## Available records
----

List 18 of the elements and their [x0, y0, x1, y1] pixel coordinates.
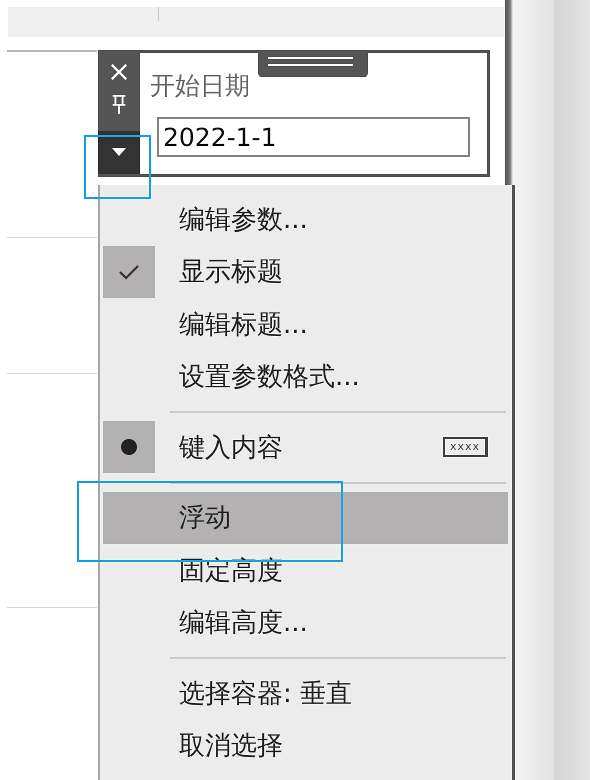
menu-item[interactable]: 显示标题 [103, 246, 508, 298]
drag-handle[interactable] [258, 50, 368, 78]
menu-item[interactable]: 取消选择 [103, 720, 508, 772]
menu-item[interactable]: 编辑高度... [103, 596, 508, 649]
menu-item[interactable]: 选择容器: 垂直 [103, 667, 508, 720]
dropdown-button[interactable] [98, 130, 140, 174]
menu-item[interactable]: 编辑标题... [103, 298, 508, 350]
menu-item[interactable]: 浮动 [103, 492, 508, 544]
pin-icon[interactable] [111, 95, 127, 115]
menu-item[interactable]: 键入内容 xxxx [103, 421, 508, 474]
menu-item[interactable]: 编辑参数... [103, 193, 508, 246]
text-entry-sample: xxxx [442, 437, 488, 458]
menu-item[interactable]: 设置参数格式... [103, 350, 508, 403]
highlight-frame [84, 135, 151, 199]
caret-icon [112, 148, 126, 156]
date-input[interactable]: 2022-1-1 [157, 117, 470, 157]
close-icon[interactable] [109, 63, 129, 81]
parameter-title: 开始日期 [150, 70, 251, 102]
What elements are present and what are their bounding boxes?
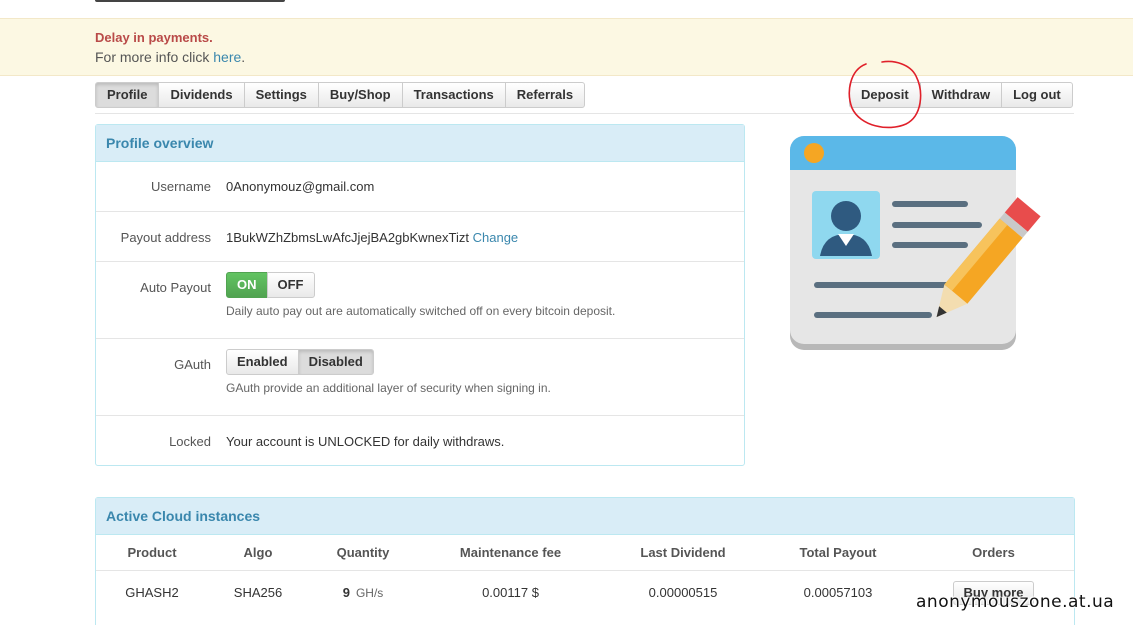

----

Change every "menu-item" in the lines above to "menu-option", leave all else the same, and write the lines out again without the pictures.

List 18 of the elements and their [x0, y0, x1, y1] pixel coordinates.
menu-option[interactable]: 显示标题 [103, 246, 508, 298]
drag-handle[interactable] [258, 50, 368, 78]
menu-option[interactable]: 取消选择 [103, 720, 508, 772]
menu-option[interactable]: 编辑高度... [103, 596, 508, 649]
menu-option[interactable]: 选择容器: 垂直 [103, 667, 508, 720]
dropdown-button[interactable] [98, 130, 140, 174]
menu-option[interactable]: 编辑标题... [103, 298, 508, 350]
menu-option[interactable]: 浮动 [103, 492, 508, 544]
pin-icon[interactable] [111, 95, 127, 115]
menu-option[interactable]: 键入内容 xxxx [103, 421, 508, 474]
menu-option[interactable]: 编辑参数... [103, 193, 508, 246]
text-entry-sample: xxxx [442, 437, 488, 458]
menu-option[interactable]: 设置参数格式... [103, 350, 508, 403]
highlight-frame [84, 135, 151, 199]
caret-icon [112, 148, 126, 156]
date-input[interactable]: 2022-1-1 [157, 117, 470, 157]
close-icon[interactable] [109, 63, 129, 81]
parameter-title: 开始日期 [150, 70, 251, 102]
What elements are present and what are their bounding boxes?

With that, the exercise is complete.